Records about charts and figures:
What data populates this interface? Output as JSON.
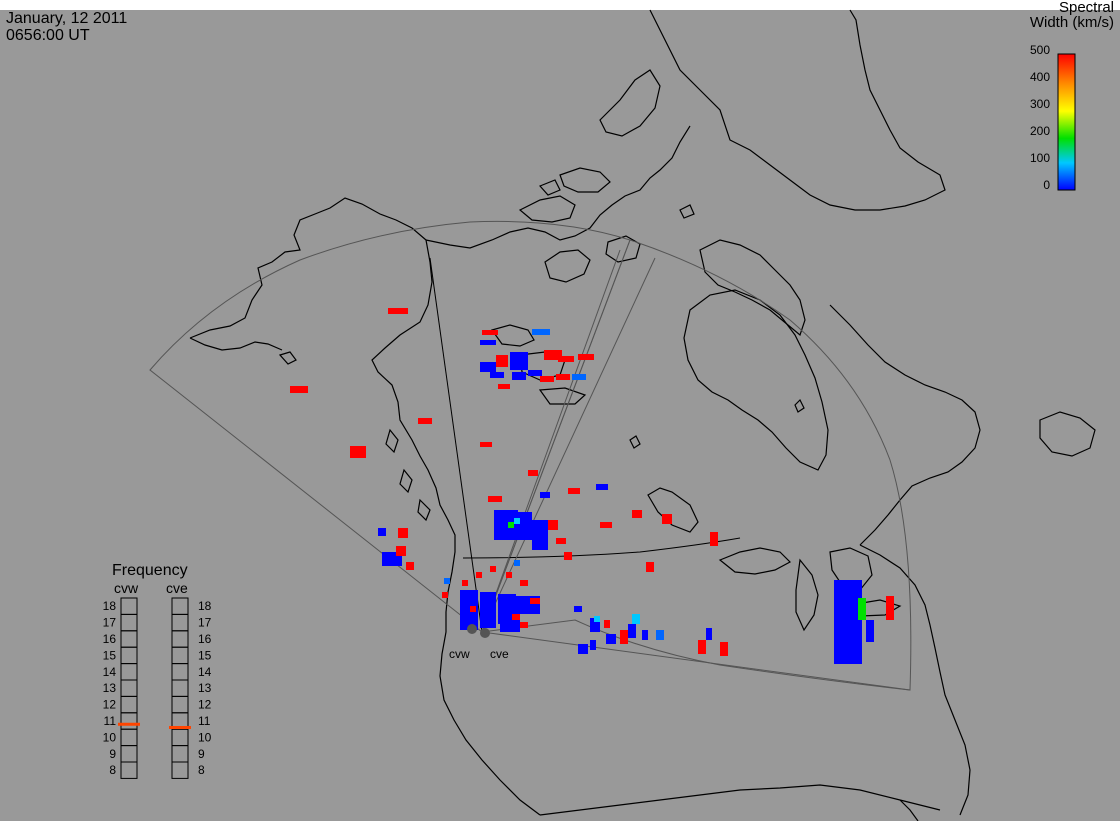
{
  "header": {
    "date": "January, 12 2011",
    "time": "0656:00 UT"
  },
  "colorbar": {
    "title_line1": "Spectral",
    "title_line2": "Width (km/s)",
    "ticks": [
      "500",
      "400",
      "300",
      "200",
      "100",
      "0"
    ],
    "range": [
      0,
      500
    ],
    "colors": [
      "#0000ff",
      "#00c8ff",
      "#00e000",
      "#ffff00",
      "#ff8c00",
      "#ff0000"
    ]
  },
  "frequency_panel": {
    "title": "Frequency",
    "radars": [
      {
        "name": "cvw",
        "value_mhz": 10.8,
        "marker_color": "#ff4500"
      },
      {
        "name": "cve",
        "value_mhz": 10.6,
        "marker_color": "#ff4500"
      }
    ],
    "scale_labels": [
      "18",
      "17",
      "16",
      "15",
      "14",
      "13",
      "12",
      "11",
      "10",
      "9",
      "8"
    ]
  },
  "radar_site_labels": [
    "cvw",
    "cve"
  ],
  "map_colors": {
    "background": "#999999",
    "coastline": "#000000",
    "fov_outline": "#555555",
    "scatter_low": "#0000ff",
    "scatter_mid": "#00e000",
    "scatter_cyan": "#00c8ff",
    "scatter_high": "#ff0000"
  }
}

- _Given problem_
Every entry must be reproduced exactly, with the images left out.

- _Task response_
What data populates this interface? Output as JSON.
{
  "header": {
    "date": "January, 12 2011",
    "time": "0656:00 UT"
  },
  "colorbar": {
    "title_line1": "Spectral",
    "title_line2": "Width (km/s)",
    "ticks": [
      "500",
      "400",
      "300",
      "200",
      "100",
      "0"
    ],
    "range": [
      0,
      500
    ],
    "colors": [
      "#0000ff",
      "#00c8ff",
      "#00e000",
      "#ffff00",
      "#ff8c00",
      "#ff0000"
    ]
  },
  "frequency_panel": {
    "title": "Frequency",
    "radars": [
      {
        "name": "cvw",
        "value_mhz": 10.8,
        "marker_color": "#ff4500"
      },
      {
        "name": "cve",
        "value_mhz": 10.6,
        "marker_color": "#ff4500"
      }
    ],
    "scale_labels": [
      "18",
      "17",
      "16",
      "15",
      "14",
      "13",
      "12",
      "11",
      "10",
      "9",
      "8"
    ]
  },
  "radar_site_labels": [
    "cvw",
    "cve"
  ],
  "map_colors": {
    "background": "#999999",
    "coastline": "#000000",
    "fov_outline": "#555555",
    "scatter_low": "#0000ff",
    "scatter_mid": "#00e000",
    "scatter_cyan": "#00c8ff",
    "scatter_high": "#ff0000"
  }
}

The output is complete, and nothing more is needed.